*RECORDS SHOWN*

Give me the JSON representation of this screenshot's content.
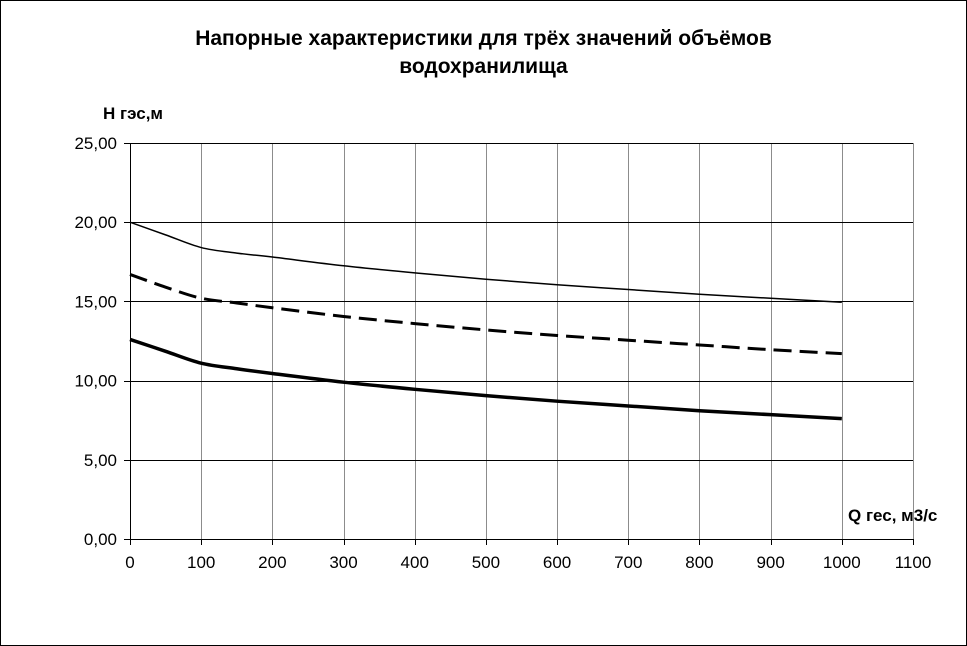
{
  "chart_data": {
    "type": "line",
    "title_line1": "Напорные характеристики для трёх значений объёмов",
    "title_line2": "водохранилища",
    "ylabel": "Н гэс,м",
    "xlabel": "Q гес, м3/с",
    "xlim": [
      0,
      1100
    ],
    "ylim": [
      0,
      25
    ],
    "x_ticks": [
      "0",
      "100",
      "200",
      "300",
      "400",
      "500",
      "600",
      "700",
      "800",
      "900",
      "1000",
      "1100"
    ],
    "y_ticks": [
      "0,00",
      "5,00",
      "10,00",
      "15,00",
      "20,00",
      "25,00"
    ],
    "grid": true,
    "series": [
      {
        "style": "thin-solid",
        "x": [
          0,
          50,
          100,
          150,
          200,
          300,
          400,
          500,
          600,
          700,
          800,
          900,
          1000
        ],
        "y": [
          20.0,
          19.2,
          18.4,
          18.05,
          17.8,
          17.25,
          16.8,
          16.4,
          16.05,
          15.75,
          15.45,
          15.2,
          14.95
        ]
      },
      {
        "style": "dashed",
        "x": [
          0,
          50,
          100,
          150,
          200,
          300,
          400,
          500,
          600,
          700,
          800,
          900,
          1000
        ],
        "y": [
          16.7,
          15.9,
          15.2,
          14.9,
          14.6,
          14.05,
          13.6,
          13.2,
          12.85,
          12.55,
          12.25,
          11.95,
          11.7
        ]
      },
      {
        "style": "thick-solid",
        "x": [
          0,
          50,
          100,
          150,
          200,
          300,
          400,
          500,
          600,
          700,
          800,
          900,
          1000
        ],
        "y": [
          12.6,
          11.85,
          11.1,
          10.75,
          10.45,
          9.9,
          9.45,
          9.05,
          8.7,
          8.4,
          8.1,
          7.85,
          7.6
        ]
      }
    ]
  }
}
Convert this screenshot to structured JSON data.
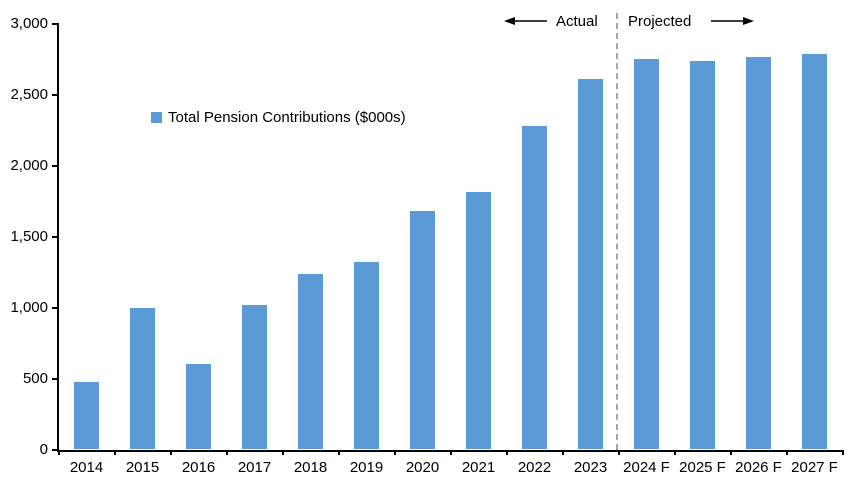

*AIM OF THE EXERCISE*
Using the listing, collect all lines in which the string "JSON" is found.

*WRITTEN ANSWER*
Give me the JSON representation of this screenshot's content.
Convert this screenshot to structured JSON data.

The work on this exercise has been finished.